INSTRUCTIONS TO FOLLOW:
Leave out the pictures and restate the rest of the data exactly.

INFORMATION SHOWN:
━━━━━━━━━━━━━━━━

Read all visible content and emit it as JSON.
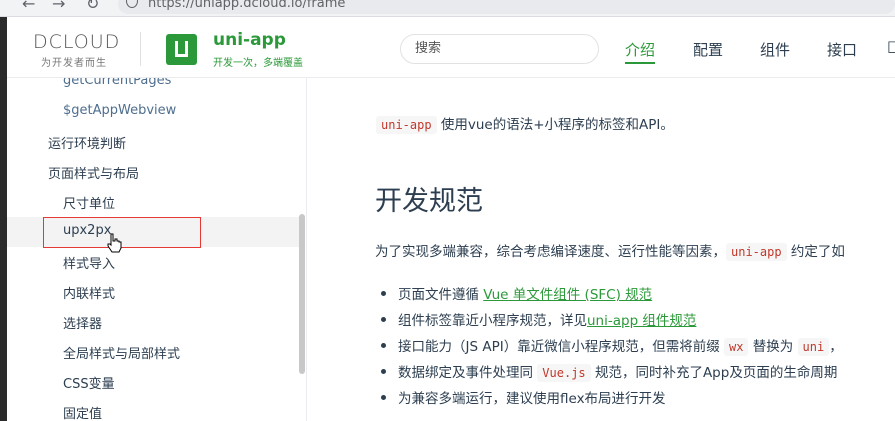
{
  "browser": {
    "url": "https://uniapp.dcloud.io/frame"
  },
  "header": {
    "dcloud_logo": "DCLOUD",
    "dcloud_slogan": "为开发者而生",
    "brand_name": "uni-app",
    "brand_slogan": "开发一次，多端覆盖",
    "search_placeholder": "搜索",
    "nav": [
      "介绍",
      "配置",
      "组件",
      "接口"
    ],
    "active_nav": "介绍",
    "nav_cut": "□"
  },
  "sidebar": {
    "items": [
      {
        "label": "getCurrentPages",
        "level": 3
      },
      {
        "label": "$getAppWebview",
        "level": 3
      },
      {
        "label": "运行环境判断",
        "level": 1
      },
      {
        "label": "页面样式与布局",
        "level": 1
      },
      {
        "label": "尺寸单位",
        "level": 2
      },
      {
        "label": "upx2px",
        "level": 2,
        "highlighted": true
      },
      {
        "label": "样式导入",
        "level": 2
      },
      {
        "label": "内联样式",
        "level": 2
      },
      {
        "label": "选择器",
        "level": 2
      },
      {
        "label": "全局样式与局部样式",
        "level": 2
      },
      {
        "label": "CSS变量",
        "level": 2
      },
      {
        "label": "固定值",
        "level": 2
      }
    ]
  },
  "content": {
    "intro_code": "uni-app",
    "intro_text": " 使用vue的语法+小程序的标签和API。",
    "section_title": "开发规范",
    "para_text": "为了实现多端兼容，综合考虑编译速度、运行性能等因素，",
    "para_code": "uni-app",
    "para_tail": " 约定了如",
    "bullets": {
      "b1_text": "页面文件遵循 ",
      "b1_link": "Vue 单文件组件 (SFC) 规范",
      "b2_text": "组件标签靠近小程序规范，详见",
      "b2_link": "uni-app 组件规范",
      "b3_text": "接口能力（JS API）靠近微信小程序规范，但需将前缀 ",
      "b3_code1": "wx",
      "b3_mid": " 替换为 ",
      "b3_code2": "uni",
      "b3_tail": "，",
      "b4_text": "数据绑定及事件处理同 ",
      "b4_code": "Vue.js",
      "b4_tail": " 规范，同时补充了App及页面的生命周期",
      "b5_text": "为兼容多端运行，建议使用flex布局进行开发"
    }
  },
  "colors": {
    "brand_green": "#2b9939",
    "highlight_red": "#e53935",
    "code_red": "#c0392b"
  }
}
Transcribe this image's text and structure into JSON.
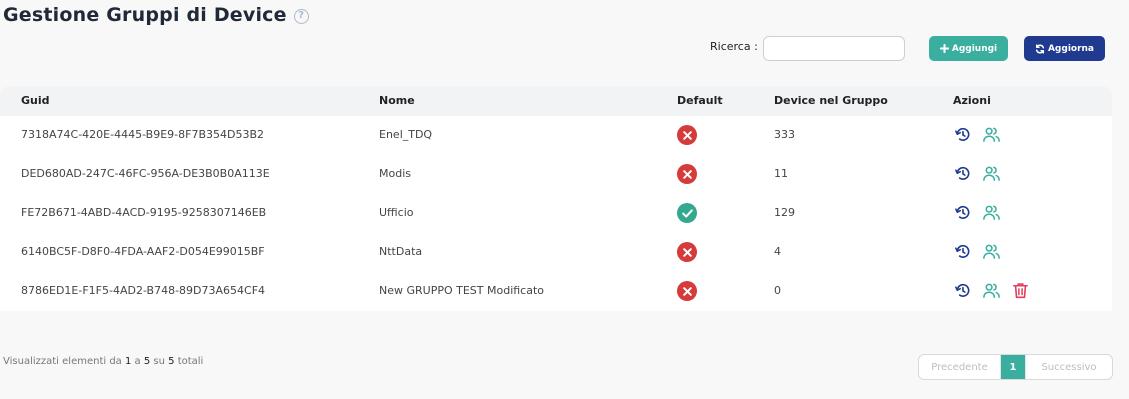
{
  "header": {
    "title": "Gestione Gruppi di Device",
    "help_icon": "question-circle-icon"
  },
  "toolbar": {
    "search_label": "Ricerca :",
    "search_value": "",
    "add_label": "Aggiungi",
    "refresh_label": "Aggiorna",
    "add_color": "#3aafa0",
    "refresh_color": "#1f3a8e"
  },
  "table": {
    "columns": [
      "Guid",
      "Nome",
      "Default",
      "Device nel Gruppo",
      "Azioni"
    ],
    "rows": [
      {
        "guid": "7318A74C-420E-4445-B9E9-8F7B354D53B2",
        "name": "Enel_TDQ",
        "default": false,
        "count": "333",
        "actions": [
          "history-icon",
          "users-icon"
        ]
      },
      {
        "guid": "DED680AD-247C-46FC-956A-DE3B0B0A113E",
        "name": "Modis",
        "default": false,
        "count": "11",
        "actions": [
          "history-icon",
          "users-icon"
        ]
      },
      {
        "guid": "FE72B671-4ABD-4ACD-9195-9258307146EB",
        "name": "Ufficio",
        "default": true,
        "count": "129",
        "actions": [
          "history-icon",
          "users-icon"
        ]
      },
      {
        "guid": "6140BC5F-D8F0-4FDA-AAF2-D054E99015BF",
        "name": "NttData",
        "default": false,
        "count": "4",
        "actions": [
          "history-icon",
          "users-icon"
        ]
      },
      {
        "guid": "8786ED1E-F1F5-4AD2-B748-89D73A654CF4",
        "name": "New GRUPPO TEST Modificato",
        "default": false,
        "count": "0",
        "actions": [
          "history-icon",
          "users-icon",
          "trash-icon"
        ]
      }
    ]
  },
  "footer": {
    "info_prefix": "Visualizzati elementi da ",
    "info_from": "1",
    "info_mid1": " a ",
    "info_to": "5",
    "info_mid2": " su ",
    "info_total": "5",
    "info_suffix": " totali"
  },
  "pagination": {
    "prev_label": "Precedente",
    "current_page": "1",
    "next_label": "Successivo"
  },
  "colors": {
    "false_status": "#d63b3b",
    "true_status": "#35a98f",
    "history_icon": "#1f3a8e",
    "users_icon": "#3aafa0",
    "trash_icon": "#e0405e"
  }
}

━━━━━━━━━━━━━━━━

RESULT OF THIS EXERCISE:
Read all visible content and emit it as JSON.
{
  "browser": {
    "url": "https://uniapp.dcloud.io/frame"
  },
  "header": {
    "dcloud_logo": "DCLOUD",
    "dcloud_slogan": "为开发者而生",
    "brand_name": "uni-app",
    "brand_slogan": "开发一次，多端覆盖",
    "search_placeholder": "搜索",
    "nav": [
      "介绍",
      "配置",
      "组件",
      "接口"
    ],
    "active_nav": "介绍",
    "nav_cut": "□"
  },
  "sidebar": {
    "items": [
      {
        "label": "getCurrentPages",
        "level": 3
      },
      {
        "label": "$getAppWebview",
        "level": 3
      },
      {
        "label": "运行环境判断",
        "level": 1
      },
      {
        "label": "页面样式与布局",
        "level": 1
      },
      {
        "label": "尺寸单位",
        "level": 2
      },
      {
        "label": "upx2px",
        "level": 2,
        "highlighted": true
      },
      {
        "label": "样式导入",
        "level": 2
      },
      {
        "label": "内联样式",
        "level": 2
      },
      {
        "label": "选择器",
        "level": 2
      },
      {
        "label": "全局样式与局部样式",
        "level": 2
      },
      {
        "label": "CSS变量",
        "level": 2
      },
      {
        "label": "固定值",
        "level": 2
      }
    ]
  },
  "content": {
    "intro_code": "uni-app",
    "intro_text": " 使用vue的语法+小程序的标签和API。",
    "section_title": "开发规范",
    "para_text": "为了实现多端兼容，综合考虑编译速度、运行性能等因素，",
    "para_code": "uni-app",
    "para_tail": " 约定了如",
    "bullets": {
      "b1_text": "页面文件遵循 ",
      "b1_link": "Vue 单文件组件 (SFC) 规范",
      "b2_text": "组件标签靠近小程序规范，详见",
      "b2_link": "uni-app 组件规范",
      "b3_text": "接口能力（JS API）靠近微信小程序规范，但需将前缀 ",
      "b3_code1": "wx",
      "b3_mid": " 替换为 ",
      "b3_code2": "uni",
      "b3_tail": "，",
      "b4_text": "数据绑定及事件处理同 ",
      "b4_code": "Vue.js",
      "b4_tail": " 规范，同时补充了App及页面的生命周期",
      "b5_text": "为兼容多端运行，建议使用flex布局进行开发"
    }
  },
  "colors": {
    "brand_green": "#2b9939",
    "highlight_red": "#e53935",
    "code_red": "#c0392b"
  }
}
Transcribe this image's text and structure into JSON.
{
  "header": {
    "title": "Gestione Gruppi di Device",
    "help_icon": "question-circle-icon"
  },
  "toolbar": {
    "search_label": "Ricerca :",
    "search_value": "",
    "add_label": "Aggiungi",
    "refresh_label": "Aggiorna",
    "add_color": "#3aafa0",
    "refresh_color": "#1f3a8e"
  },
  "table": {
    "columns": [
      "Guid",
      "Nome",
      "Default",
      "Device nel Gruppo",
      "Azioni"
    ],
    "rows": [
      {
        "guid": "7318A74C-420E-4445-B9E9-8F7B354D53B2",
        "name": "Enel_TDQ",
        "default": false,
        "count": "333",
        "actions": [
          "history-icon",
          "users-icon"
        ]
      },
      {
        "guid": "DED680AD-247C-46FC-956A-DE3B0B0A113E",
        "name": "Modis",
        "default": false,
        "count": "11",
        "actions": [
          "history-icon",
          "users-icon"
        ]
      },
      {
        "guid": "FE72B671-4ABD-4ACD-9195-9258307146EB",
        "name": "Ufficio",
        "default": true,
        "count": "129",
        "actions": [
          "history-icon",
          "users-icon"
        ]
      },
      {
        "guid": "6140BC5F-D8F0-4FDA-AAF2-D054E99015BF",
        "name": "NttData",
        "default": false,
        "count": "4",
        "actions": [
          "history-icon",
          "users-icon"
        ]
      },
      {
        "guid": "8786ED1E-F1F5-4AD2-B748-89D73A654CF4",
        "name": "New GRUPPO TEST Modificato",
        "default": false,
        "count": "0",
        "actions": [
          "history-icon",
          "users-icon",
          "trash-icon"
        ]
      }
    ]
  },
  "footer": {
    "info_prefix": "Visualizzati elementi da ",
    "info_from": "1",
    "info_mid1": " a ",
    "info_to": "5",
    "info_mid2": " su ",
    "info_total": "5",
    "info_suffix": " totali"
  },
  "pagination": {
    "prev_label": "Precedente",
    "current_page": "1",
    "next_label": "Successivo"
  },
  "colors": {
    "false_status": "#d63b3b",
    "true_status": "#35a98f",
    "history_icon": "#1f3a8e",
    "users_icon": "#3aafa0",
    "trash_icon": "#e0405e"
  }
}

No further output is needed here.